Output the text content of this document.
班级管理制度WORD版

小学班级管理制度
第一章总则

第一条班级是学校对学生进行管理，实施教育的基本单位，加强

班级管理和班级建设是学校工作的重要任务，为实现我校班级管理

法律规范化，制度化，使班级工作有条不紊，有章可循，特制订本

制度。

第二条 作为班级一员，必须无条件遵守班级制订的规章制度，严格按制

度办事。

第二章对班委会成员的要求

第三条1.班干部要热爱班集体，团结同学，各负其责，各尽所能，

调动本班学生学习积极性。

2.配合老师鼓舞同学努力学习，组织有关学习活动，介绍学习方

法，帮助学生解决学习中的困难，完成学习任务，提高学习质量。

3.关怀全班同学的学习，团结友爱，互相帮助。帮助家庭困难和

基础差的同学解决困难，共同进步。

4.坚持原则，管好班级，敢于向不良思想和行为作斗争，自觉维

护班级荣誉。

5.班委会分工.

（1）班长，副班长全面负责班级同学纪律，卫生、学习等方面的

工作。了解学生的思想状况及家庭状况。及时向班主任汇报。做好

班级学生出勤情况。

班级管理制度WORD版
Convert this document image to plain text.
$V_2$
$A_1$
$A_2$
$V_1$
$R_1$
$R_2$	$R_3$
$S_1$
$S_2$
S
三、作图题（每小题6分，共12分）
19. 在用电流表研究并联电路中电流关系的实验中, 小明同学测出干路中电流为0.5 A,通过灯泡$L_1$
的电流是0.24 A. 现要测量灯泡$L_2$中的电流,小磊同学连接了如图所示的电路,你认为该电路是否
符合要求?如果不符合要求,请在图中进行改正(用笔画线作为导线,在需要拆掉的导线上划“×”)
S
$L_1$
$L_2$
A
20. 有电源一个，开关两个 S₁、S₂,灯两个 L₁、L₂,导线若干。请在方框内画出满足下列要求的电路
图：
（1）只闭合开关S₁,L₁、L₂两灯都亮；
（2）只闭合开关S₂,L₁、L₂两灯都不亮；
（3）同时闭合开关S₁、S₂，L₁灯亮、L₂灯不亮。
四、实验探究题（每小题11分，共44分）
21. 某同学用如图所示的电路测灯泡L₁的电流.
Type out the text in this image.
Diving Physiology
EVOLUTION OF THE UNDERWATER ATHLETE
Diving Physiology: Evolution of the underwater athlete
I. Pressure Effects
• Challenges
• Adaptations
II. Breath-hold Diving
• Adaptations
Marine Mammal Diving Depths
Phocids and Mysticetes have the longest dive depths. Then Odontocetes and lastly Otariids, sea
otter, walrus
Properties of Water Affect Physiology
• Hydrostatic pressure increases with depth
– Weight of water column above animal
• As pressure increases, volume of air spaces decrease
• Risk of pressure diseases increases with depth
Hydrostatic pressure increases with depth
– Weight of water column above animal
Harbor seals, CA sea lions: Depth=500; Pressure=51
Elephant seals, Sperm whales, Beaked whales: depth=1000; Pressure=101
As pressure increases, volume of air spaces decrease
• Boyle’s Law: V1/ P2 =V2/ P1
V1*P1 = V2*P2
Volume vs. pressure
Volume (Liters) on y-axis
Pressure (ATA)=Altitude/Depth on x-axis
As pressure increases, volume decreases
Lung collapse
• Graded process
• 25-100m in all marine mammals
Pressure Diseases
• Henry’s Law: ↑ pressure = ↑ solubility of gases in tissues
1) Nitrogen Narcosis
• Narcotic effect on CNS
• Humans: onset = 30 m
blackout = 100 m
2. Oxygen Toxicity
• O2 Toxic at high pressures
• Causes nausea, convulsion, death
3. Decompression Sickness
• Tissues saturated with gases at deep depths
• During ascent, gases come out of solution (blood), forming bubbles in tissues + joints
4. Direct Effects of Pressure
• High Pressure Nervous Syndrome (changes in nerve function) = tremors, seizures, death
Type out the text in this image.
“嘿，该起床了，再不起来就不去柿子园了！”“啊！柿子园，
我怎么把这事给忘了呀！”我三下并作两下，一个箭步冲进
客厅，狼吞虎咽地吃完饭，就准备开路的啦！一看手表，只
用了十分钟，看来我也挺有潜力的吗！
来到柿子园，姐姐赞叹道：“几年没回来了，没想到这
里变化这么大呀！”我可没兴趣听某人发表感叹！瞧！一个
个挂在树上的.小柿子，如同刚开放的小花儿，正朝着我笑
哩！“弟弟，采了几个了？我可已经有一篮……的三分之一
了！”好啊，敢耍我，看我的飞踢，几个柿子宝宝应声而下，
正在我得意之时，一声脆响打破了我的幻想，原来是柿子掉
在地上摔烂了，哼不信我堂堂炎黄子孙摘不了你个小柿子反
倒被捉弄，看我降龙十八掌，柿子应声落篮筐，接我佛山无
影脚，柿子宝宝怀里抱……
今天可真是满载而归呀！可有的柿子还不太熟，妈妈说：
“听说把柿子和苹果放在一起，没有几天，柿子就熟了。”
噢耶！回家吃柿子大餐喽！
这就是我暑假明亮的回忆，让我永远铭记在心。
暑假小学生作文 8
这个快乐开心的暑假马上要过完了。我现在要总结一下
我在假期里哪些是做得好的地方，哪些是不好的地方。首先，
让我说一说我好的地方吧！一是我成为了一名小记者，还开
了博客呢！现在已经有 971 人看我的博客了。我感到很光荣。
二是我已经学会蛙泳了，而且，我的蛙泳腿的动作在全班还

+++

**Exercise:**
Show every line that contains the word "axis".

**Task answer:**
Volume (Liters) on y-axis
Pressure (ATA)=Altitude/Depth on x-axis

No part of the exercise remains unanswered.